Type out the data exactly as given. Skip any image.

[Data excerpts]
+===+

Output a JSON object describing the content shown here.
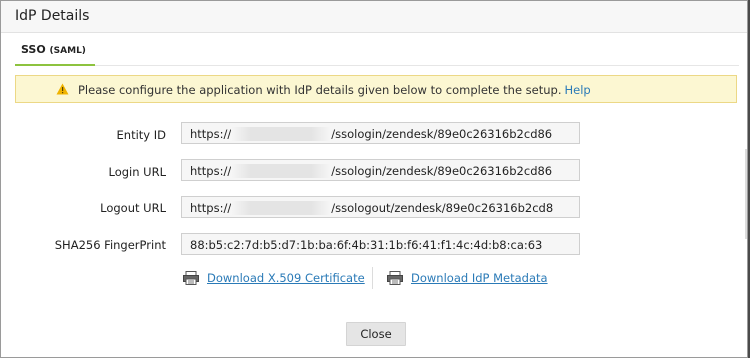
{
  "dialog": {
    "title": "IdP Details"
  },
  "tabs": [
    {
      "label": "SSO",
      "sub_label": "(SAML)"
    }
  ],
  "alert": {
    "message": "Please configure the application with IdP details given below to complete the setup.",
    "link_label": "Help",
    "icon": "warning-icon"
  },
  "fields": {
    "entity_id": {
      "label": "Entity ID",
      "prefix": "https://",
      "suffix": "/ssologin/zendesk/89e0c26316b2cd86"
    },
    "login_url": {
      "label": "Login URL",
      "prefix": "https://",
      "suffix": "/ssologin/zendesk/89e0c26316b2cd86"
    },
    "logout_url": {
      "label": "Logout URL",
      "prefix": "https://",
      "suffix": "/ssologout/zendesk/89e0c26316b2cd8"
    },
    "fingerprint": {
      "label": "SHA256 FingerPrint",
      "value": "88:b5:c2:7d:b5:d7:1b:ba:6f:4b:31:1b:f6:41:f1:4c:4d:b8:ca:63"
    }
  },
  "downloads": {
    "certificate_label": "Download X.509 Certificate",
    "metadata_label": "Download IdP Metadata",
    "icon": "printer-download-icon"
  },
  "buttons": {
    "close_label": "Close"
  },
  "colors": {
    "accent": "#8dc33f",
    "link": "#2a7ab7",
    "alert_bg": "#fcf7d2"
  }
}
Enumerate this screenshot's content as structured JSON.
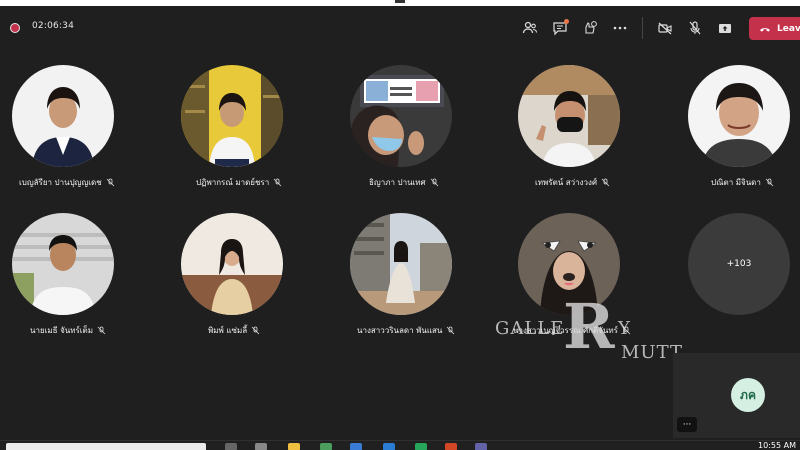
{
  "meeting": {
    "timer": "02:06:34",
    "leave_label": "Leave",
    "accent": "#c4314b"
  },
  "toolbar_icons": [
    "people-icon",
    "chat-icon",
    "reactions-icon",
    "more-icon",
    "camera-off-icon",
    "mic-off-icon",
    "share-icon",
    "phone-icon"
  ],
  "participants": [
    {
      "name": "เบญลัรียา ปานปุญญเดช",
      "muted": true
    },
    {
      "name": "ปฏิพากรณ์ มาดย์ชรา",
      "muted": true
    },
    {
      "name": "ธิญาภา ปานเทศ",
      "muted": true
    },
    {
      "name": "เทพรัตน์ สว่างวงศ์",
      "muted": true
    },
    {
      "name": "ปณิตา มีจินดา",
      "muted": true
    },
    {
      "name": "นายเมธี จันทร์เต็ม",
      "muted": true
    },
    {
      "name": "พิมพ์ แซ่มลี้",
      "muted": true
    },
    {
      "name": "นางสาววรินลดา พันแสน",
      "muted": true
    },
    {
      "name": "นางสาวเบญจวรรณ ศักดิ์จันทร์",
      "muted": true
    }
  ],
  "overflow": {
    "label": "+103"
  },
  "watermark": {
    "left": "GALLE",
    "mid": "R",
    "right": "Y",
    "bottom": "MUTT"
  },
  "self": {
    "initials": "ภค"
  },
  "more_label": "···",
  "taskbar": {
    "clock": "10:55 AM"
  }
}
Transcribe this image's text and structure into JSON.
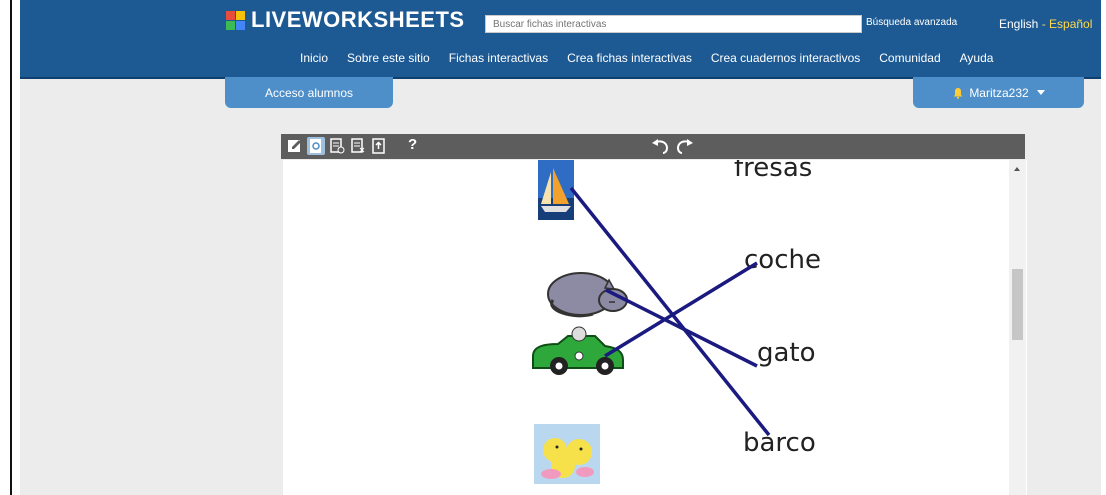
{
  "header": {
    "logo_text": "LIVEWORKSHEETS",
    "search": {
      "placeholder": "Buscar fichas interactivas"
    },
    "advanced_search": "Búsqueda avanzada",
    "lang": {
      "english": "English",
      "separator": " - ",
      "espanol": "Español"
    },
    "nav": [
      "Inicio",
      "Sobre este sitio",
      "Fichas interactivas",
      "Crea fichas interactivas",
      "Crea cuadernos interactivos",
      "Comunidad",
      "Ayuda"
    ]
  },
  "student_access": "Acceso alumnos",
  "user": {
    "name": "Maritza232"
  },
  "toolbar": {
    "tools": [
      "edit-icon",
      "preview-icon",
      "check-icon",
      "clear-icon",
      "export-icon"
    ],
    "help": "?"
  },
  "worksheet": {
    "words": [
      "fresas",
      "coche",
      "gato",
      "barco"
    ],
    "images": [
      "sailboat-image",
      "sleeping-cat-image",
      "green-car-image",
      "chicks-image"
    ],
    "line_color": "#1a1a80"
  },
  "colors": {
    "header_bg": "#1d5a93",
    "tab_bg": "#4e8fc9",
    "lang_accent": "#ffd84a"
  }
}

+===+

▶ [The output]
Output a JSON object describing the content shown here.
{
  "dialog": {
    "title": "IdP Details"
  },
  "tabs": [
    {
      "label": "SSO",
      "sub_label": "(SAML)"
    }
  ],
  "alert": {
    "message": "Please configure the application with IdP details given below to complete the setup.",
    "link_label": "Help",
    "icon": "warning-icon"
  },
  "fields": {
    "entity_id": {
      "label": "Entity ID",
      "prefix": "https://",
      "suffix": "/ssologin/zendesk/89e0c26316b2cd86"
    },
    "login_url": {
      "label": "Login URL",
      "prefix": "https://",
      "suffix": "/ssologin/zendesk/89e0c26316b2cd86"
    },
    "logout_url": {
      "label": "Logout URL",
      "prefix": "https://",
      "suffix": "/ssologout/zendesk/89e0c26316b2cd8"
    },
    "fingerprint": {
      "label": "SHA256 FingerPrint",
      "value": "88:b5:c2:7d:b5:d7:1b:ba:6f:4b:31:1b:f6:41:f1:4c:4d:b8:ca:63"
    }
  },
  "downloads": {
    "certificate_label": "Download X.509 Certificate",
    "metadata_label": "Download IdP Metadata",
    "icon": "printer-download-icon"
  },
  "buttons": {
    "close_label": "Close"
  },
  "colors": {
    "accent": "#8dc33f",
    "link": "#2a7ab7",
    "alert_bg": "#fcf7d2"
  }
}
Enumerate this screenshot's content as structured JSON.
{
  "meeting": {
    "timer": "02:06:34",
    "leave_label": "Leave",
    "accent": "#c4314b"
  },
  "toolbar_icons": [
    "people-icon",
    "chat-icon",
    "reactions-icon",
    "more-icon",
    "camera-off-icon",
    "mic-off-icon",
    "share-icon",
    "phone-icon"
  ],
  "participants": [
    {
      "name": "เบญลัรียา ปานปุญญเดช",
      "muted": true
    },
    {
      "name": "ปฏิพากรณ์ มาดย์ชรา",
      "muted": true
    },
    {
      "name": "ธิญาภา ปานเทศ",
      "muted": true
    },
    {
      "name": "เทพรัตน์ สว่างวงศ์",
      "muted": true
    },
    {
      "name": "ปณิตา มีจินดา",
      "muted": true
    },
    {
      "name": "นายเมธี จันทร์เต็ม",
      "muted": true
    },
    {
      "name": "พิมพ์ แซ่มลี้",
      "muted": true
    },
    {
      "name": "นางสาววรินลดา พันแสน",
      "muted": true
    },
    {
      "name": "นางสาวเบญจวรรณ ศักดิ์จันทร์",
      "muted": true
    }
  ],
  "overflow": {
    "label": "+103"
  },
  "watermark": {
    "left": "GALLE",
    "mid": "R",
    "right": "Y",
    "bottom": "MUTT"
  },
  "self": {
    "initials": "ภค"
  },
  "more_label": "···",
  "taskbar": {
    "clock": "10:55 AM"
  }
}
Transcribe this image's text and structure into JSON.
{
  "header": {
    "logo_text": "LIVEWORKSHEETS",
    "search": {
      "placeholder": "Buscar fichas interactivas"
    },
    "advanced_search": "Búsqueda avanzada",
    "lang": {
      "english": "English",
      "separator": " - ",
      "espanol": "Español"
    },
    "nav": [
      "Inicio",
      "Sobre este sitio",
      "Fichas interactivas",
      "Crea fichas interactivas",
      "Crea cuadernos interactivos",
      "Comunidad",
      "Ayuda"
    ]
  },
  "student_access": "Acceso alumnos",
  "user": {
    "name": "Maritza232"
  },
  "toolbar": {
    "tools": [
      "edit-icon",
      "preview-icon",
      "check-icon",
      "clear-icon",
      "export-icon"
    ],
    "help": "?"
  },
  "worksheet": {
    "words": [
      "fresas",
      "coche",
      "gato",
      "barco"
    ],
    "images": [
      "sailboat-image",
      "sleeping-cat-image",
      "green-car-image",
      "chicks-image"
    ],
    "line_color": "#1a1a80"
  },
  "colors": {
    "header_bg": "#1d5a93",
    "tab_bg": "#4e8fc9",
    "lang_accent": "#ffd84a"
  }
}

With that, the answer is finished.